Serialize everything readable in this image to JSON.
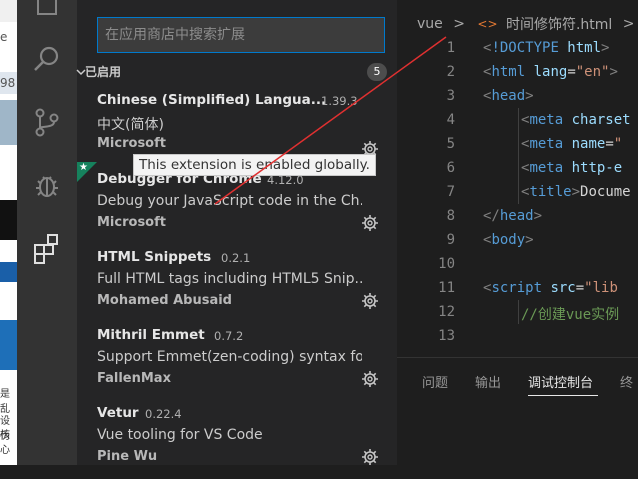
{
  "left_strip": {
    "fragments": [
      "e",
      "98",
      "是乱",
      "设伪",
      "核心"
    ]
  },
  "activity_bar": {
    "icons": [
      "files-icon",
      "search-icon",
      "source-control-icon",
      "debug-icon",
      "extensions-icon"
    ]
  },
  "sidebar": {
    "search_placeholder": "在应用商店中搜索扩展",
    "section_title": "已启用",
    "section_count": "5",
    "extensions": [
      {
        "name": "Chinese (Simplified) Langua...",
        "version": "1.39.3",
        "description": "中文(简体)",
        "publisher": "Microsoft"
      },
      {
        "name": "Debugger for Chrome",
        "version": "4.12.0",
        "description": "Debug your JavaScript code in the Ch...",
        "publisher": "Microsoft"
      },
      {
        "name": "HTML Snippets",
        "version": "0.2.1",
        "description": "Full HTML tags including HTML5 Snip...",
        "publisher": "Mohamed Abusaid"
      },
      {
        "name": "Mithril Emmet",
        "version": "0.7.2",
        "description": "Support Emmet(zen-coding) syntax fo...",
        "publisher": "FallenMax"
      },
      {
        "name": "Vetur",
        "version": "0.22.4",
        "description": "Vue tooling for VS Code",
        "publisher": "Pine Wu"
      }
    ],
    "tooltip": "This extension is enabled globally."
  },
  "editor": {
    "breadcrumb": {
      "folder": "vue",
      "separator": ">",
      "file_icon": "<>",
      "file": "时间修饰符.html",
      "tail": ">"
    },
    "line_numbers": [
      "1",
      "2",
      "3",
      "4",
      "5",
      "6",
      "7",
      "8",
      "9",
      "10",
      "11",
      "12",
      "13"
    ],
    "code": {
      "l1_a": "<",
      "l1_b": "!DOCTYPE",
      "l1_c": " html",
      "l1_d": ">",
      "l2_a": "<",
      "l2_b": "html",
      "l2_c": " lang",
      "l2_d": "=",
      "l2_e": "\"en\"",
      "l2_f": ">",
      "l3_a": "<",
      "l3_b": "head",
      "l3_c": ">",
      "l4_a": "<",
      "l4_b": "meta",
      "l4_c": " charset",
      "l5_a": "<",
      "l5_b": "meta",
      "l5_c": " name",
      "l5_d": "=",
      "l5_e": "\"",
      "l6_a": "<",
      "l6_b": "meta",
      "l6_c": " http-e",
      "l7_a": "<",
      "l7_b": "title",
      "l7_c": ">",
      "l7_d": "Docume",
      "l8_a": "</",
      "l8_b": "head",
      "l8_c": ">",
      "l9_a": "<",
      "l9_b": "body",
      "l9_c": ">",
      "l11_a": "<",
      "l11_b": "script",
      "l11_c": " src",
      "l11_d": "=",
      "l11_e": "\"lib",
      "l12_a": "//创建vue实例"
    }
  },
  "panel": {
    "tabs": [
      "问题",
      "输出",
      "调试控制台",
      "终"
    ],
    "active_tab": "调试控制台"
  },
  "colors": {
    "accent": "#007acc",
    "annotation_line": "#e03030",
    "enabled_star": "#16825d"
  }
}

Task: Can you repeat every record above exactly, apart from the pictures?

Correct output:
Serialize everything readable in this image to JSON.
{
  "left_strip": {
    "fragments": [
      "e",
      "98",
      "是乱",
      "设伪",
      "核心"
    ]
  },
  "activity_bar": {
    "icons": [
      "files-icon",
      "search-icon",
      "source-control-icon",
      "debug-icon",
      "extensions-icon"
    ]
  },
  "sidebar": {
    "search_placeholder": "在应用商店中搜索扩展",
    "section_title": "已启用",
    "section_count": "5",
    "extensions": [
      {
        "name": "Chinese (Simplified) Langua...",
        "version": "1.39.3",
        "description": "中文(简体)",
        "publisher": "Microsoft"
      },
      {
        "name": "Debugger for Chrome",
        "version": "4.12.0",
        "description": "Debug your JavaScript code in the Ch...",
        "publisher": "Microsoft"
      },
      {
        "name": "HTML Snippets",
        "version": "0.2.1",
        "description": "Full HTML tags including HTML5 Snip...",
        "publisher": "Mohamed Abusaid"
      },
      {
        "name": "Mithril Emmet",
        "version": "0.7.2",
        "description": "Support Emmet(zen-coding) syntax fo...",
        "publisher": "FallenMax"
      },
      {
        "name": "Vetur",
        "version": "0.22.4",
        "description": "Vue tooling for VS Code",
        "publisher": "Pine Wu"
      }
    ],
    "tooltip": "This extension is enabled globally."
  },
  "editor": {
    "breadcrumb": {
      "folder": "vue",
      "separator": ">",
      "file_icon": "<>",
      "file": "时间修饰符.html",
      "tail": ">"
    },
    "line_numbers": [
      "1",
      "2",
      "3",
      "4",
      "5",
      "6",
      "7",
      "8",
      "9",
      "10",
      "11",
      "12",
      "13"
    ],
    "code": {
      "l1_a": "<",
      "l1_b": "!DOCTYPE",
      "l1_c": " html",
      "l1_d": ">",
      "l2_a": "<",
      "l2_b": "html",
      "l2_c": " lang",
      "l2_d": "=",
      "l2_e": "\"en\"",
      "l2_f": ">",
      "l3_a": "<",
      "l3_b": "head",
      "l3_c": ">",
      "l4_a": "<",
      "l4_b": "meta",
      "l4_c": " charset",
      "l5_a": "<",
      "l5_b": "meta",
      "l5_c": " name",
      "l5_d": "=",
      "l5_e": "\"",
      "l6_a": "<",
      "l6_b": "meta",
      "l6_c": " http-e",
      "l7_a": "<",
      "l7_b": "title",
      "l7_c": ">",
      "l7_d": "Docume",
      "l8_a": "</",
      "l8_b": "head",
      "l8_c": ">",
      "l9_a": "<",
      "l9_b": "body",
      "l9_c": ">",
      "l11_a": "<",
      "l11_b": "script",
      "l11_c": " src",
      "l11_d": "=",
      "l11_e": "\"lib",
      "l12_a": "//创建vue实例"
    }
  },
  "panel": {
    "tabs": [
      "问题",
      "输出",
      "调试控制台",
      "终"
    ],
    "active_tab": "调试控制台"
  },
  "colors": {
    "accent": "#007acc",
    "annotation_line": "#e03030",
    "enabled_star": "#16825d"
  }
}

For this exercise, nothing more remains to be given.